Collect every line below that contains the word "缬沙坦片".

▬▬▬

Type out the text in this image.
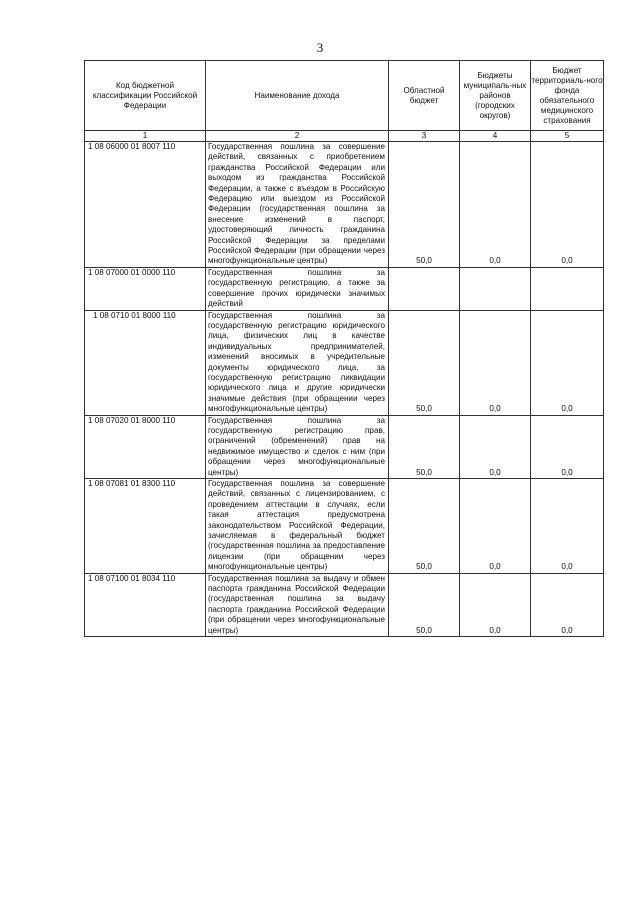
3
Код бюджетной классификации Российской Федерации	Наименование дохода	Областной бюджет	Бюджеты муниципаль-ных районов (городских округов)	Бюджет территориаль-ного фонда обязательного медицинского страхования
1	2	3	4	5
1 08 06000 01 8007 110	Государственная пошлина за совершение действий, связанных с приобретением гражданства Российской Федерации или выходом из гражданства Российской Федерации, а также с въездом в Российскую Федерацию или выездом из Российской Федерации (государственная пошлина за внесение изменений в паспорт, удостоверяющий личность гражданина Российской Федерации за пределами Российской Федерации (при обращении через многофункциональные центры)	50,0	0,0	0,0
1 08 07000 01 0000 110	Государственная пошлина за государственную регистрацию, а также за совершение прочих юридически значимых действий			
1 08 0710 01 8000 110	Государственная пошлина за государственную регистрацию юридического лица, физических лиц в качестве индивидуальных предпринимателей, изменений вносимых в учредительные документы юридического лица, за государственную регистрацию ликвидации юридического лица и другие юридически значимые действия (при обращении через многофункциональные центры)	50,0	0,0	0,0
1 08 07020 01 8000 110	Государственная пошлина за государственную регистрацию прав, ограничений (обременений) прав на недвижимое имущество и сделок с ним (при обращении через многофункциональные центры)	50,0	0,0	0,0
1 08 07081 01 8300 110	Государственная пошлина за совершение действий, связанных с лицензированием, с проведением аттестации в случаях, если такая аттестация предусмотрена законодательством Российской Федерации, зачисляемая в федеральный бюджет (государственная пошлина за предоставление лицензии (при обращении через многофункциональные центры)	50,0	0,0	0,0
1 08 07100 01 8034 110	Государственная пошлина за выдачу и обмен паспорта гражданина Российской Федерации (государственная пошлина за выдачу паспорта гражданина Российской Федерации (при обращении через многофункциональные центры)	50,0	0,0	0,0
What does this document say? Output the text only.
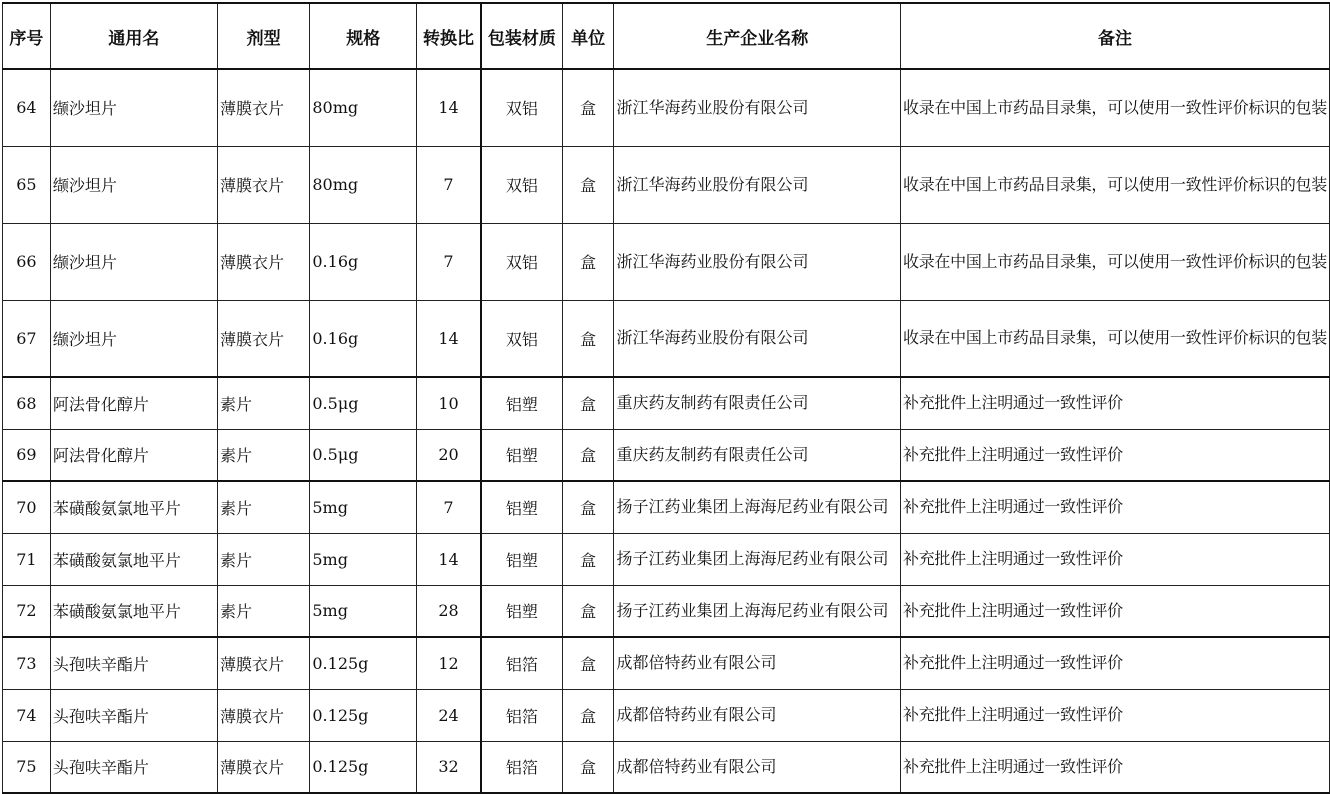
序号	通用名	剂型	规格	转换比	包装材质	单位	生产企业名称	备注
64	缬沙坦片	薄膜衣片	80mg	14	双铝	盒	浙江华海药业股份有限公司	收录在中国上市药品目录集，可以使用一致性评价标识的包装
65	缬沙坦片	薄膜衣片	80mg	7	双铝	盒	浙江华海药业股份有限公司	收录在中国上市药品目录集，可以使用一致性评价标识的包装
66	缬沙坦片	薄膜衣片	0.16g	7	双铝	盒	浙江华海药业股份有限公司	收录在中国上市药品目录集，可以使用一致性评价标识的包装
67	缬沙坦片	薄膜衣片	0.16g	14	双铝	盒	浙江华海药业股份有限公司	收录在中国上市药品目录集，可以使用一致性评价标识的包装
68	阿法骨化醇片	素片	0.5μg	10	铝塑	盒	重庆药友制药有限责任公司	补充批件上注明通过一致性评价
69	阿法骨化醇片	素片	0.5μg	20	铝塑	盒	重庆药友制药有限责任公司	补充批件上注明通过一致性评价
70	苯磺酸氨氯地平片	素片	5mg	7	铝塑	盒	扬子江药业集团上海海尼药业有限公司	补充批件上注明通过一致性评价
71	苯磺酸氨氯地平片	素片	5mg	14	铝塑	盒	扬子江药业集团上海海尼药业有限公司	补充批件上注明通过一致性评价
72	苯磺酸氨氯地平片	素片	5mg	28	铝塑	盒	扬子江药业集团上海海尼药业有限公司	补充批件上注明通过一致性评价
73	头孢呋辛酯片	薄膜衣片	0.125g	12	铝箔	盒	成都倍特药业有限公司	补充批件上注明通过一致性评价
74	头孢呋辛酯片	薄膜衣片	0.125g	24	铝箔	盒	成都倍特药业有限公司	补充批件上注明通过一致性评价
75	头孢呋辛酯片	薄膜衣片	0.125g	32	铝箔	盒	成都倍特药业有限公司	补充批件上注明通过一致性评价
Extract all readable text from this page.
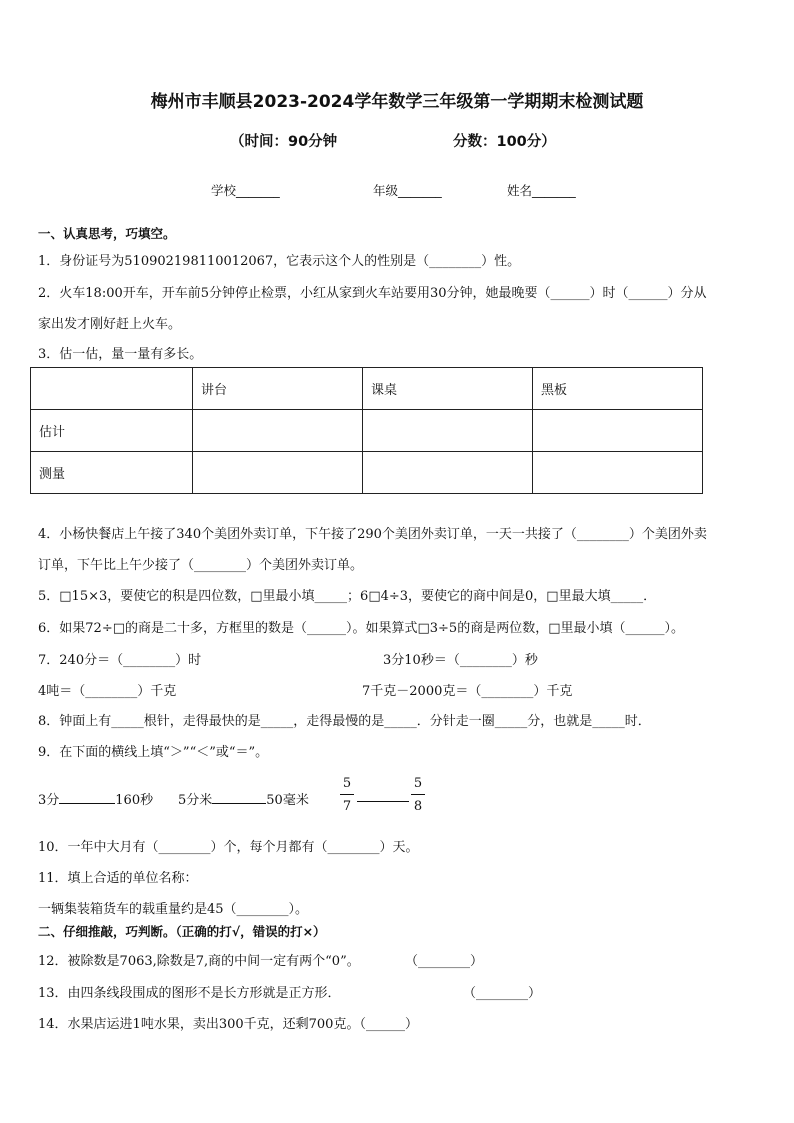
梅州市丰顺县2023-2024学年数学三年级第一学期期末检测试题
（时间：90分钟	分数：100分）
学校_______	年级_______	姓名_______
一、认真思考，巧填空。
1．身份证号为510902198110012067，它表示这个人的性别是（________）性。
2．火车18:00开车，开车前5分钟停止检票，小红从家到火车站要用30分钟，她最晚要（______）时（______）分从
家出发才刚好赶上火车。
3．估一估，量一量有多长。
	讲台	课桌	黑板
估计			
测量			
4．小杨快餐店上午接了340个美团外卖订单，下午接了290个美团外卖订单，一天一共接了（________）个美团外卖
订单，下午比上午少接了（________）个美团外卖订单。
5．□15×3，要使它的积是四位数，□里最小填_____；6□4÷3，要使它的商中间是0，□里最大填_____．
6．如果72÷□的商是二十多，方框里的数是（______）。如果算式□3÷5的商是两位数，□里最小填（______）。
7．240分＝（________）时	3分10秒＝（________）秒
4吨＝（________）千克	7千克－2000克＝（________）千克
8．钟面上有_____根针，走得最快的是_____，走得最慢的是_____．分针走一圈_____分，也就是_____时．
9．在下面的横线上填“＞”“＜”或“＝”。
3分	160秒 5分米	50毫米
5
7
5
8
10．一年中大月有（________）个，每个月都有（________）天。
11．填上合适的单位名称：
一辆集装箱货车的载重量约是45（________）。
二、仔细推敲，巧判断。（正确的打√，错误的打×）
12．被除数是7063,除数是7,商的中间一定有两个“0”。	（________）
13．由四条线段围成的图形不是长方形就是正方形．	（________）
14．水果店运进1吨水果，卖出300千克，还剩700克。（______）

▬▬▬

-- Exercise response --
64	缬沙坦片	薄膜衣片	80mg	14	双铝	盒	浙江华海药业股份有限公司	收录在中国上市药品目录集，可以使用一致性评价标识的包装
65	缬沙坦片	薄膜衣片	80mg	7	双铝	盒	浙江华海药业股份有限公司	收录在中国上市药品目录集，可以使用一致性评价标识的包装
66	缬沙坦片	薄膜衣片	0.16g	7	双铝	盒	浙江华海药业股份有限公司	收录在中国上市药品目录集，可以使用一致性评价标识的包装
67	缬沙坦片	薄膜衣片	0.16g	14	双铝	盒	浙江华海药业股份有限公司	收录在中国上市药品目录集，可以使用一致性评价标识的包装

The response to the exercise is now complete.